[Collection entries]

— begin —

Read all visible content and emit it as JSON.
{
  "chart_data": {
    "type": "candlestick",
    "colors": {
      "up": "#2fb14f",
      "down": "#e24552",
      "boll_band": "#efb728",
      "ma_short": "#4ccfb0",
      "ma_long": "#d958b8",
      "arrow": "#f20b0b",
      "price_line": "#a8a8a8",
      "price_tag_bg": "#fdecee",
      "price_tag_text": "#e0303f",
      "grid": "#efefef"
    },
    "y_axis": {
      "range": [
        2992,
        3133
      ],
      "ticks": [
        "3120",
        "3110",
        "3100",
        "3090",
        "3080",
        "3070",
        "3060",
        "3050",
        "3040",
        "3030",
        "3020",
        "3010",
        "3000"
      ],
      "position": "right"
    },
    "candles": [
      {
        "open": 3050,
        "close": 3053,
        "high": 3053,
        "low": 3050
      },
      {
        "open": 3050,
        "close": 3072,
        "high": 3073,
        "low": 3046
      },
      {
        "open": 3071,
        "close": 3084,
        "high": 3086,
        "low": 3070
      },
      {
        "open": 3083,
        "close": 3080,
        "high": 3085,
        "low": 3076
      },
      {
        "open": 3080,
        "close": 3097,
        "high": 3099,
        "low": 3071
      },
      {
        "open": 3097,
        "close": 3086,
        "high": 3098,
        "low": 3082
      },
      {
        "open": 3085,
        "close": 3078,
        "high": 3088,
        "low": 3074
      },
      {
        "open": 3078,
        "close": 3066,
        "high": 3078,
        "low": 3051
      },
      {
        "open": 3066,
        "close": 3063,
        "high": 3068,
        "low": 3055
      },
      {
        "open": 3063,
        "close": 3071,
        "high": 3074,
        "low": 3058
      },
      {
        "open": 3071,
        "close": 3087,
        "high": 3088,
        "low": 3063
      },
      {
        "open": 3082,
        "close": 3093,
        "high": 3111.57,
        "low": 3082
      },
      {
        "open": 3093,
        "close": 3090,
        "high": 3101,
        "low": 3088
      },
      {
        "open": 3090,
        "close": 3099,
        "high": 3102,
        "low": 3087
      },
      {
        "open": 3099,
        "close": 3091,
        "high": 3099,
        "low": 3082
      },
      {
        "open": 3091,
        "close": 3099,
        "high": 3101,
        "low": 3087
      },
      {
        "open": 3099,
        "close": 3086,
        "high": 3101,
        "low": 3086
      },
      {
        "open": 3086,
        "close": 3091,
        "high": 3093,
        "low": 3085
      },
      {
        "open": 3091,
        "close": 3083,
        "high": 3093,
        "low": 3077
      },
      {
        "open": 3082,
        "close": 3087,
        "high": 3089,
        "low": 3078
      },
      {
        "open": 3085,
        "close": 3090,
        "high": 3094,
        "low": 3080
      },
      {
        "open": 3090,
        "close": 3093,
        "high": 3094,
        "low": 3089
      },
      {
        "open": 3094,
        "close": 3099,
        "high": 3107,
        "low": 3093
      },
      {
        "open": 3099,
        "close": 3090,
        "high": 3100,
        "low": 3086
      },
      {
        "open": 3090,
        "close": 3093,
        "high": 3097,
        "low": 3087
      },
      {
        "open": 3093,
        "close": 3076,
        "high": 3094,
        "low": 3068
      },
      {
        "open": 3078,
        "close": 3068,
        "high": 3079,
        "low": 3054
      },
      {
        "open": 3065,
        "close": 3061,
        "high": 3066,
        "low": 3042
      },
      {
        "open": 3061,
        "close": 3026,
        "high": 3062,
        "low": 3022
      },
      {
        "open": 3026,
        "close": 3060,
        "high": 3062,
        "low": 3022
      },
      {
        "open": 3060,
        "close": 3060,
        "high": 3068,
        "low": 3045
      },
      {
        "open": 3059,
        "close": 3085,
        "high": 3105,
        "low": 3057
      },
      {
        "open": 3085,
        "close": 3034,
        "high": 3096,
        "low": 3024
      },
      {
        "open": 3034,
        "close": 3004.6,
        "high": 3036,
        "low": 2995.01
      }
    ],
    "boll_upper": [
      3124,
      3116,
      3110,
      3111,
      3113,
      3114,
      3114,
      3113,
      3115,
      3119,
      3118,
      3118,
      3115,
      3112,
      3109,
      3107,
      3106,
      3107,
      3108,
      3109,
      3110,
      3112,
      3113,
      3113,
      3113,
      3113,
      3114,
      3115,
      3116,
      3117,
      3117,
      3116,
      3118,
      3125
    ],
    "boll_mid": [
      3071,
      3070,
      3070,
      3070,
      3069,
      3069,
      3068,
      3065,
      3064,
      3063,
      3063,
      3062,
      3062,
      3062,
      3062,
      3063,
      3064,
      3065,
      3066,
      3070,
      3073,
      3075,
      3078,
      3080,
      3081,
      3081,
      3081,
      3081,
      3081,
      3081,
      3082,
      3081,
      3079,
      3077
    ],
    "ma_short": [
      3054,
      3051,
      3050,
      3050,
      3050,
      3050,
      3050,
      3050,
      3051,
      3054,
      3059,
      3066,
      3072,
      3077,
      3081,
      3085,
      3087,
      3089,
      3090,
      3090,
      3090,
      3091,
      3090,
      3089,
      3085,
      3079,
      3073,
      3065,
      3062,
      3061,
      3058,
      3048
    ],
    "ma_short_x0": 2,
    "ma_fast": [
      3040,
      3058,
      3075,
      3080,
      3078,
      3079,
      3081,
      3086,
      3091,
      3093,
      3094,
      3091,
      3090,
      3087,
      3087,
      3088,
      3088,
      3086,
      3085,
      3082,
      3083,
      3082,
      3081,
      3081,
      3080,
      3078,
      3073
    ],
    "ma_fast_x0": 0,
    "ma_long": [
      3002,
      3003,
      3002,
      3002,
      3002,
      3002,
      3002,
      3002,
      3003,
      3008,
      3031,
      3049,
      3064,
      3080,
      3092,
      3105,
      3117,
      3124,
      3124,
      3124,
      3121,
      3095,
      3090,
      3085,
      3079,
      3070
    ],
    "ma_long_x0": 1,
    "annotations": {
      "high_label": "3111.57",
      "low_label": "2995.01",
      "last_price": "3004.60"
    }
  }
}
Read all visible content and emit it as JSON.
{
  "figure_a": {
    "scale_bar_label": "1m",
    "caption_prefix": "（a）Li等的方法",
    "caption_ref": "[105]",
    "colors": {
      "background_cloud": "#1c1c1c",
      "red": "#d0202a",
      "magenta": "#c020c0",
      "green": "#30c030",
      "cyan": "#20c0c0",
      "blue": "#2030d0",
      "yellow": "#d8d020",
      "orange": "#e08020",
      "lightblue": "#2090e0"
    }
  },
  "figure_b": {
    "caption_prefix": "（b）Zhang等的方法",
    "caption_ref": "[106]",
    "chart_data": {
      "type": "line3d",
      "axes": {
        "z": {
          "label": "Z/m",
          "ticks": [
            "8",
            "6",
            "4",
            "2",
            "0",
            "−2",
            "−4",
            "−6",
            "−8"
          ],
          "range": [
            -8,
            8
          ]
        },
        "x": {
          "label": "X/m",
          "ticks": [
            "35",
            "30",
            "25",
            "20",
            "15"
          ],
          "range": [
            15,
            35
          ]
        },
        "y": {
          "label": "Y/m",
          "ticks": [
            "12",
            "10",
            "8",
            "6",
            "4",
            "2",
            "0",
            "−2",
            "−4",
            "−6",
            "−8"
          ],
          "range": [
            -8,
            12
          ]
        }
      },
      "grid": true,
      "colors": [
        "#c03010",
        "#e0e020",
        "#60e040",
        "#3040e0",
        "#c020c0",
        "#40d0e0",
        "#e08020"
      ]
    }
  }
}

— end —

STATED TASK: Write out every entry again exactly, please, with nothing missing.

FINAL RESULT:
Read all visible content and emit it as JSON.
{
  "chart_data": {
    "type": "candlestick",
    "colors": {
      "up": "#2fb14f",
      "down": "#e24552",
      "boll_band": "#efb728",
      "ma_short": "#4ccfb0",
      "ma_long": "#d958b8",
      "arrow": "#f20b0b",
      "price_line": "#a8a8a8",
      "price_tag_bg": "#fdecee",
      "price_tag_text": "#e0303f",
      "grid": "#efefef"
    },
    "y_axis": {
      "range": [
        2992,
        3133
      ],
      "ticks": [
        "3120",
        "3110",
        "3100",
        "3090",
        "3080",
        "3070",
        "3060",
        "3050",
        "3040",
        "3030",
        "3020",
        "3010",
        "3000"
      ],
      "position": "right"
    },
    "candles": [
      {
        "open": 3050,
        "close": 3053,
        "high": 3053,
        "low": 3050
      },
      {
        "open": 3050,
        "close": 3072,
        "high": 3073,
        "low": 3046
      },
      {
        "open": 3071,
        "close": 3084,
        "high": 3086,
        "low": 3070
      },
      {
        "open": 3083,
        "close": 3080,
        "high": 3085,
        "low": 3076
      },
      {
        "open": 3080,
        "close": 3097,
        "high": 3099,
        "low": 3071
      },
      {
        "open": 3097,
        "close": 3086,
        "high": 3098,
        "low": 3082
      },
      {
        "open": 3085,
        "close": 3078,
        "high": 3088,
        "low": 3074
      },
      {
        "open": 3078,
        "close": 3066,
        "high": 3078,
        "low": 3051
      },
      {
        "open": 3066,
        "close": 3063,
        "high": 3068,
        "low": 3055
      },
      {
        "open": 3063,
        "close": 3071,
        "high": 3074,
        "low": 3058
      },
      {
        "open": 3071,
        "close": 3087,
        "high": 3088,
        "low": 3063
      },
      {
        "open": 3082,
        "close": 3093,
        "high": 3111.57,
        "low": 3082
      },
      {
        "open": 3093,
        "close": 3090,
        "high": 3101,
        "low": 3088
      },
      {
        "open": 3090,
        "close": 3099,
        "high": 3102,
        "low": 3087
      },
      {
        "open": 3099,
        "close": 3091,
        "high": 3099,
        "low": 3082
      },
      {
        "open": 3091,
        "close": 3099,
        "high": 3101,
        "low": 3087
      },
      {
        "open": 3099,
        "close": 3086,
        "high": 3101,
        "low": 3086
      },
      {
        "open": 3086,
        "close": 3091,
        "high": 3093,
        "low": 3085
      },
      {
        "open": 3091,
        "close": 3083,
        "high": 3093,
        "low": 3077
      },
      {
        "open": 3082,
        "close": 3087,
        "high": 3089,
        "low": 3078
      },
      {
        "open": 3085,
        "close": 3090,
        "high": 3094,
        "low": 3080
      },
      {
        "open": 3090,
        "close": 3093,
        "high": 3094,
        "low": 3089
      },
      {
        "open": 3094,
        "close": 3099,
        "high": 3107,
        "low": 3093
      },
      {
        "open": 3099,
        "close": 3090,
        "high": 3100,
        "low": 3086
      },
      {
        "open": 3090,
        "close": 3093,
        "high": 3097,
        "low": 3087
      },
      {
        "open": 3093,
        "close": 3076,
        "high": 3094,
        "low": 3068
      },
      {
        "open": 3078,
        "close": 3068,
        "high": 3079,
        "low": 3054
      },
      {
        "open": 3065,
        "close": 3061,
        "high": 3066,
        "low": 3042
      },
      {
        "open": 3061,
        "close": 3026,
        "high": 3062,
        "low": 3022
      },
      {
        "open": 3026,
        "close": 3060,
        "high": 3062,
        "low": 3022
      },
      {
        "open": 3060,
        "close": 3060,
        "high": 3068,
        "low": 3045
      },
      {
        "open": 3059,
        "close": 3085,
        "high": 3105,
        "low": 3057
      },
      {
        "open": 3085,
        "close": 3034,
        "high": 3096,
        "low": 3024
      },
      {
        "open": 3034,
        "close": 3004.6,
        "high": 3036,
        "low": 2995.01
      }
    ],
    "boll_upper": [
      3124,
      3116,
      3110,
      3111,
      3113,
      3114,
      3114,
      3113,
      3115,
      3119,
      3118,
      3118,
      3115,
      3112,
      3109,
      3107,
      3106,
      3107,
      3108,
      3109,
      3110,
      3112,
      3113,
      3113,
      3113,
      3113,
      3114,
      3115,
      3116,
      3117,
      3117,
      3116,
      3118,
      3125
    ],
    "boll_mid": [
      3071,
      3070,
      3070,
      3070,
      3069,
      3069,
      3068,
      3065,
      3064,
      3063,
      3063,
      3062,
      3062,
      3062,
      3062,
      3063,
      3064,
      3065,
      3066,
      3070,
      3073,
      3075,
      3078,
      3080,
      3081,
      3081,
      3081,
      3081,
      3081,
      3081,
      3082,
      3081,
      3079,
      3077
    ],
    "ma_short": [
      3054,
      3051,
      3050,
      3050,
      3050,
      3050,
      3050,
      3050,
      3051,
      3054,
      3059,
      3066,
      3072,
      3077,
      3081,
      3085,
      3087,
      3089,
      3090,
      3090,
      3090,
      3091,
      3090,
      3089,
      3085,
      3079,
      3073,
      3065,
      3062,
      3061,
      3058,
      3048
    ],
    "ma_short_x0": 2,
    "ma_fast": [
      3040,
      3058,
      3075,
      3080,
      3078,
      3079,
      3081,
      3086,
      3091,
      3093,
      3094,
      3091,
      3090,
      3087,
      3087,
      3088,
      3088,
      3086,
      3085,
      3082,
      3083,
      3082,
      3081,
      3081,
      3080,
      3078,
      3073
    ],
    "ma_fast_x0": 0,
    "ma_long": [
      3002,
      3003,
      3002,
      3002,
      3002,
      3002,
      3002,
      3002,
      3003,
      3008,
      3031,
      3049,
      3064,
      3080,
      3092,
      3105,
      3117,
      3124,
      3124,
      3124,
      3121,
      3095,
      3090,
      3085,
      3079,
      3070
    ],
    "ma_long_x0": 1,
    "annotations": {
      "high_label": "3111.57",
      "low_label": "2995.01",
      "last_price": "3004.60"
    }
  }
}
Read all visible content and emit it as JSON.
{
  "figure_a": {
    "scale_bar_label": "1m",
    "caption_prefix": "（a）Li等的方法",
    "caption_ref": "[105]",
    "colors": {
      "background_cloud": "#1c1c1c",
      "red": "#d0202a",
      "magenta": "#c020c0",
      "green": "#30c030",
      "cyan": "#20c0c0",
      "blue": "#2030d0",
      "yellow": "#d8d020",
      "orange": "#e08020",
      "lightblue": "#2090e0"
    }
  },
  "figure_b": {
    "caption_prefix": "（b）Zhang等的方法",
    "caption_ref": "[106]",
    "chart_data": {
      "type": "line3d",
      "axes": {
        "z": {
          "label": "Z/m",
          "ticks": [
            "8",
            "6",
            "4",
            "2",
            "0",
            "−2",
            "−4",
            "−6",
            "−8"
          ],
          "range": [
            -8,
            8
          ]
        },
        "x": {
          "label": "X/m",
          "ticks": [
            "35",
            "30",
            "25",
            "20",
            "15"
          ],
          "range": [
            15,
            35
          ]
        },
        "y": {
          "label": "Y/m",
          "ticks": [
            "12",
            "10",
            "8",
            "6",
            "4",
            "2",
            "0",
            "−2",
            "−4",
            "−6",
            "−8"
          ],
          "range": [
            -8,
            12
          ]
        }
      },
      "grid": true,
      "colors": [
        "#c03010",
        "#e0e020",
        "#60e040",
        "#3040e0",
        "#c020c0",
        "#40d0e0",
        "#e08020"
      ]
    }
  }
}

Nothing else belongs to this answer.